▸ **Job**:
Each line containing the word "upon" needs to be copied.

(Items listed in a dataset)
>>>>
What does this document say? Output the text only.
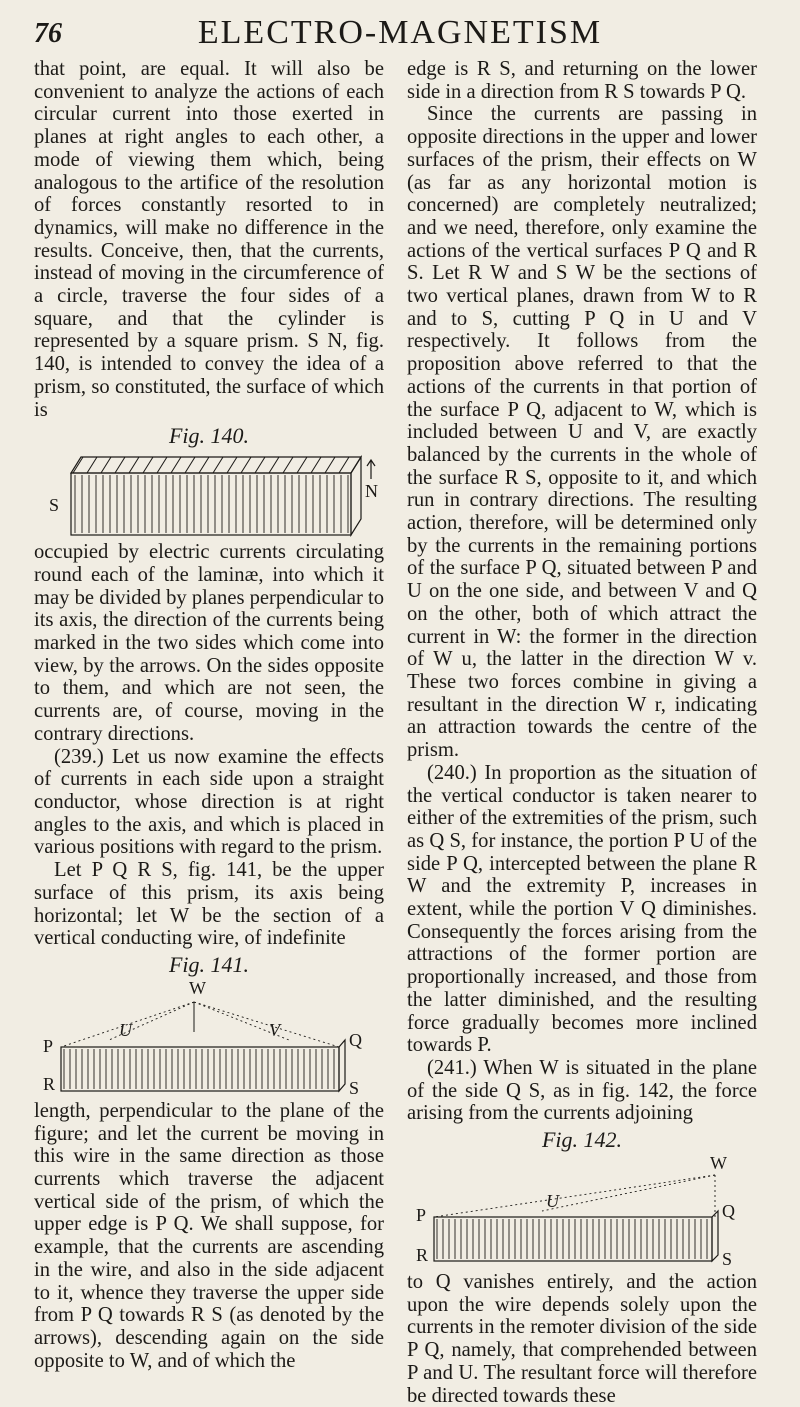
76	ELECTRO-MAGNETISM

that point, are equal. It will also be convenient to analyze the actions of each circular current into those exerted in planes at right angles to each other, a mode of viewing them which, being analogous to the artifice of the resolution of forces constantly resorted to in dynamics, will make no difference in the results. Conceive, then, that the currents, instead of moving in the circumference of a circle, traverse the four sides of a square, and that the cylinder is represented by a square prism. S N, fig. 140, is intended to convey the idea of a prism, so constituted, the surface of which is

Fig. 140.
S
N

occupied by electric currents circulating round each of the laminæ, into which it may be divided by planes perpendicular to its axis, the direction of the currents being marked in the two sides which come into view, by the arrows. On the sides opposite to them, and which are not seen, the currents are, of course, moving in the contrary directions.

(239.) Let us now examine the effects of currents in each side upon a straight conductor, whose direction is at right angles to the axis, and which is placed in various positions with regard to the prism.

Let P Q R S, fig. 141, be the upper surface of this prism, its axis being horizontal; let W be the section of a vertical conducting wire, of indefinite

Fig. 141.
W
P	Q
R	S
U	V

length, perpendicular to the plane of the figure; and let the current be moving in this wire in the same direction as those currents which traverse the adjacent vertical side of the prism, of which the upper edge is P Q. We shall suppose, for example, that the currents are ascending in the wire, and also in the side adjacent to it, whence they traverse the upper side from P Q towards R S (as denoted by the arrows), descending again on the side opposite to W, and of which the

edge is R S, and returning on the lower side in a direction from R S towards P Q.

Since the currents are passing in opposite directions in the upper and lower surfaces of the prism, their effects on W (as far as any horizontal motion is concerned) are completely neutralized; and we need, therefore, only examine the actions of the vertical surfaces P Q and R S. Let R W and S W be the sections of two vertical planes, drawn from W to R and to S, cutting P Q in U and V respectively. It follows from the proposition above referred to that the actions of the currents in that portion of the surface P Q, adjacent to W, which is included between U and V, are exactly balanced by the currents in the whole of the surface R S, opposite to it, and which run in contrary directions. The resulting action, therefore, will be determined only by the currents in the remaining portions of the surface P Q, situated between P and U on the one side, and between V and Q on the other, both of which attract the current in W: the former in the direction of W u, the latter in the direction W v. These two forces combine in giving a resultant in the direction W r, indicating an attraction towards the centre of the prism.

(240.) In proportion as the situation of the vertical conductor is taken nearer to either of the extremities of the prism, such as Q S, for instance, the portion P U of the side P Q, intercepted between the plane R W and the extremity P, increases in extent, while the portion V Q diminishes. Consequently the forces arising from the attractions of the former portion are proportionally increased, and those from the latter diminished, and the resulting force gradually becomes more inclined towards P.

(241.) When W is situated in the plane of the side Q S, as in fig. 142, the force arising from the currents adjoining

Fig. 142.
W
P	Q
R	S
U

to Q vanishes entirely, and the action upon the wire depends solely upon the currents in the remoter division of the side P Q, namely, that comprehended between P and U. The resultant force will therefore be directed towards these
<<<<
▸ **Solved problem**:
(239.) Let us now examine the effects of currents in each side upon a straight conductor, whose direction is at right angles to the axis, and which is placed in various positions with regard to the prism.
to Q vanishes entirely, and the action upon the wire depends solely upon the currents in the remoter division of the side P Q, namely, that comprehended between P and U. The resultant force will therefore be directed towards these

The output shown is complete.